Records for processing:
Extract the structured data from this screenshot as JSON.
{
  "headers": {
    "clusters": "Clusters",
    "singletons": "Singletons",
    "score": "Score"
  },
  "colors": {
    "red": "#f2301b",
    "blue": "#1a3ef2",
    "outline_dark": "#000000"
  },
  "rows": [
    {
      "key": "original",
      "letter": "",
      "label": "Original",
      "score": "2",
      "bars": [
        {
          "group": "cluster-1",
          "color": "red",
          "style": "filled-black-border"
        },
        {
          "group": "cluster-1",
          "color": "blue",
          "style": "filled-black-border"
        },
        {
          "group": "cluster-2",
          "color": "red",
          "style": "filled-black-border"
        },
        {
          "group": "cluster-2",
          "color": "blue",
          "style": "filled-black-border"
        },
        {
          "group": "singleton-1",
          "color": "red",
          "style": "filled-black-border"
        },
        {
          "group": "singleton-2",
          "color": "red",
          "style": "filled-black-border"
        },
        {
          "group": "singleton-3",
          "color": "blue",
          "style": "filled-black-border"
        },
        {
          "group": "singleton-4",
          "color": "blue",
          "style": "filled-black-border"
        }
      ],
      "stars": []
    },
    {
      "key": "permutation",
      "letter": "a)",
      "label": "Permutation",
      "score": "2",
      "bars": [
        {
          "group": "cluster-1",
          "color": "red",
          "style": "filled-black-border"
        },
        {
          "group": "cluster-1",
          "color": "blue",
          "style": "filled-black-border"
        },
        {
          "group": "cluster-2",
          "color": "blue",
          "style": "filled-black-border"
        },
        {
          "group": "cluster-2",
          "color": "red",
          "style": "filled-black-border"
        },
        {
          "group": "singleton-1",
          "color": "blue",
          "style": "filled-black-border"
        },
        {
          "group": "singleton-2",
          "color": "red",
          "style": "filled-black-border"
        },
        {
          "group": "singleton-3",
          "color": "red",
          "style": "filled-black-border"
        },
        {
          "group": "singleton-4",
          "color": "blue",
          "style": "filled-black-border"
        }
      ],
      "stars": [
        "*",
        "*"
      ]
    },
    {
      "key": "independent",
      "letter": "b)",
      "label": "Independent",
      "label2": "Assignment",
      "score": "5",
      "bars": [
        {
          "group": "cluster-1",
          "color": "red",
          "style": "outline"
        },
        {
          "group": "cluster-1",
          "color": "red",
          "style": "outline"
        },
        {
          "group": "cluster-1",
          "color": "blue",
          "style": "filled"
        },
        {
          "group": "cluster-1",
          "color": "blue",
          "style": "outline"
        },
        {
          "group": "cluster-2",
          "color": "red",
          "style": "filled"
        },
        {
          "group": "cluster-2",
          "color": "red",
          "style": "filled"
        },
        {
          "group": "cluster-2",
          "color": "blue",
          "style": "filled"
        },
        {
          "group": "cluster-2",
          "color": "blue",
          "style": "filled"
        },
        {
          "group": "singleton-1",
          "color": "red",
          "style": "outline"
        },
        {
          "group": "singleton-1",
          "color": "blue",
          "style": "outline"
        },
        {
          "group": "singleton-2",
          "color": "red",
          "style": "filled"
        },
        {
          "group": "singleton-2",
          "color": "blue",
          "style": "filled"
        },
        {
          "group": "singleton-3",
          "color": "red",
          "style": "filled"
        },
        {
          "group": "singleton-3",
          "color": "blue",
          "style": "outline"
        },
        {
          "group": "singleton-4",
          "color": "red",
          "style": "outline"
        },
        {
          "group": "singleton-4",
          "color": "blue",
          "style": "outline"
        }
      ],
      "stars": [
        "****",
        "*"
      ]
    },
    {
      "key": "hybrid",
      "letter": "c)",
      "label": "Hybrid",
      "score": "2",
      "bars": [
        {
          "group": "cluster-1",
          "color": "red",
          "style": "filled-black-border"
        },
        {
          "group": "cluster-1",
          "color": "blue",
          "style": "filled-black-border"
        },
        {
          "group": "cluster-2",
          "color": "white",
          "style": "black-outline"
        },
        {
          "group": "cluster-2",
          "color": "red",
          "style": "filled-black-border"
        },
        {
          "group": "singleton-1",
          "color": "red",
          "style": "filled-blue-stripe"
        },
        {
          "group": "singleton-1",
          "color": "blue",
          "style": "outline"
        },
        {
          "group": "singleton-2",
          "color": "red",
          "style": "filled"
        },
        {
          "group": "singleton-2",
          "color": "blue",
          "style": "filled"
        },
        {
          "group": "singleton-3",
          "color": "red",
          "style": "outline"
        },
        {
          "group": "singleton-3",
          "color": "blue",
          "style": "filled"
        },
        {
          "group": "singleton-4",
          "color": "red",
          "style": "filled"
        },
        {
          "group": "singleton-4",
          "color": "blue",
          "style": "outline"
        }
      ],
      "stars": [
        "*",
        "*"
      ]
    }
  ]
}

What the task asks: Repeat the material above in full, keeping every word.

In response:
Extract the structured data from this screenshot as JSON.
{
  "headers": {
    "clusters": "Clusters",
    "singletons": "Singletons",
    "score": "Score"
  },
  "colors": {
    "red": "#f2301b",
    "blue": "#1a3ef2",
    "outline_dark": "#000000"
  },
  "rows": [
    {
      "key": "original",
      "letter": "",
      "label": "Original",
      "score": "2",
      "bars": [
        {
          "group": "cluster-1",
          "color": "red",
          "style": "filled-black-border"
        },
        {
          "group": "cluster-1",
          "color": "blue",
          "style": "filled-black-border"
        },
        {
          "group": "cluster-2",
          "color": "red",
          "style": "filled-black-border"
        },
        {
          "group": "cluster-2",
          "color": "blue",
          "style": "filled-black-border"
        },
        {
          "group": "singleton-1",
          "color": "red",
          "style": "filled-black-border"
        },
        {
          "group": "singleton-2",
          "color": "red",
          "style": "filled-black-border"
        },
        {
          "group": "singleton-3",
          "color": "blue",
          "style": "filled-black-border"
        },
        {
          "group": "singleton-4",
          "color": "blue",
          "style": "filled-black-border"
        }
      ],
      "stars": []
    },
    {
      "key": "permutation",
      "letter": "a)",
      "label": "Permutation",
      "score": "2",
      "bars": [
        {
          "group": "cluster-1",
          "color": "red",
          "style": "filled-black-border"
        },
        {
          "group": "cluster-1",
          "color": "blue",
          "style": "filled-black-border"
        },
        {
          "group": "cluster-2",
          "color": "blue",
          "style": "filled-black-border"
        },
        {
          "group": "cluster-2",
          "color": "red",
          "style": "filled-black-border"
        },
        {
          "group": "singleton-1",
          "color": "blue",
          "style": "filled-black-border"
        },
        {
          "group": "singleton-2",
          "color": "red",
          "style": "filled-black-border"
        },
        {
          "group": "singleton-3",
          "color": "red",
          "style": "filled-black-border"
        },
        {
          "group": "singleton-4",
          "color": "blue",
          "style": "filled-black-border"
        }
      ],
      "stars": [
        "*",
        "*"
      ]
    },
    {
      "key": "independent",
      "letter": "b)",
      "label": "Independent",
      "label2": "Assignment",
      "score": "5",
      "bars": [
        {
          "group": "cluster-1",
          "color": "red",
          "style": "outline"
        },
        {
          "group": "cluster-1",
          "color": "red",
          "style": "outline"
        },
        {
          "group": "cluster-1",
          "color": "blue",
          "style": "filled"
        },
        {
          "group": "cluster-1",
          "color": "blue",
          "style": "outline"
        },
        {
          "group": "cluster-2",
          "color": "red",
          "style": "filled"
        },
        {
          "group": "cluster-2",
          "color": "red",
          "style": "filled"
        },
        {
          "group": "cluster-2",
          "color": "blue",
          "style": "filled"
        },
        {
          "group": "cluster-2",
          "color": "blue",
          "style": "filled"
        },
        {
          "group": "singleton-1",
          "color": "red",
          "style": "outline"
        },
        {
          "group": "singleton-1",
          "color": "blue",
          "style": "outline"
        },
        {
          "group": "singleton-2",
          "color": "red",
          "style": "filled"
        },
        {
          "group": "singleton-2",
          "color": "blue",
          "style": "filled"
        },
        {
          "group": "singleton-3",
          "color": "red",
          "style": "filled"
        },
        {
          "group": "singleton-3",
          "color": "blue",
          "style": "outline"
        },
        {
          "group": "singleton-4",
          "color": "red",
          "style": "outline"
        },
        {
          "group": "singleton-4",
          "color": "blue",
          "style": "outline"
        }
      ],
      "stars": [
        "****",
        "*"
      ]
    },
    {
      "key": "hybrid",
      "letter": "c)",
      "label": "Hybrid",
      "score": "2",
      "bars": [
        {
          "group": "cluster-1",
          "color": "red",
          "style": "filled-black-border"
        },
        {
          "group": "cluster-1",
          "color": "blue",
          "style": "filled-black-border"
        },
        {
          "group": "cluster-2",
          "color": "white",
          "style": "black-outline"
        },
        {
          "group": "cluster-2",
          "color": "red",
          "style": "filled-black-border"
        },
        {
          "group": "singleton-1",
          "color": "red",
          "style": "filled-blue-stripe"
        },
        {
          "group": "singleton-1",
          "color": "blue",
          "style": "outline"
        },
        {
          "group": "singleton-2",
          "color": "red",
          "style": "filled"
        },
        {
          "group": "singleton-2",
          "color": "blue",
          "style": "filled"
        },
        {
          "group": "singleton-3",
          "color": "red",
          "style": "outline"
        },
        {
          "group": "singleton-3",
          "color": "blue",
          "style": "filled"
        },
        {
          "group": "singleton-4",
          "color": "red",
          "style": "filled"
        },
        {
          "group": "singleton-4",
          "color": "blue",
          "style": "outline"
        }
      ],
      "stars": [
        "*",
        "*"
      ]
    }
  ]
}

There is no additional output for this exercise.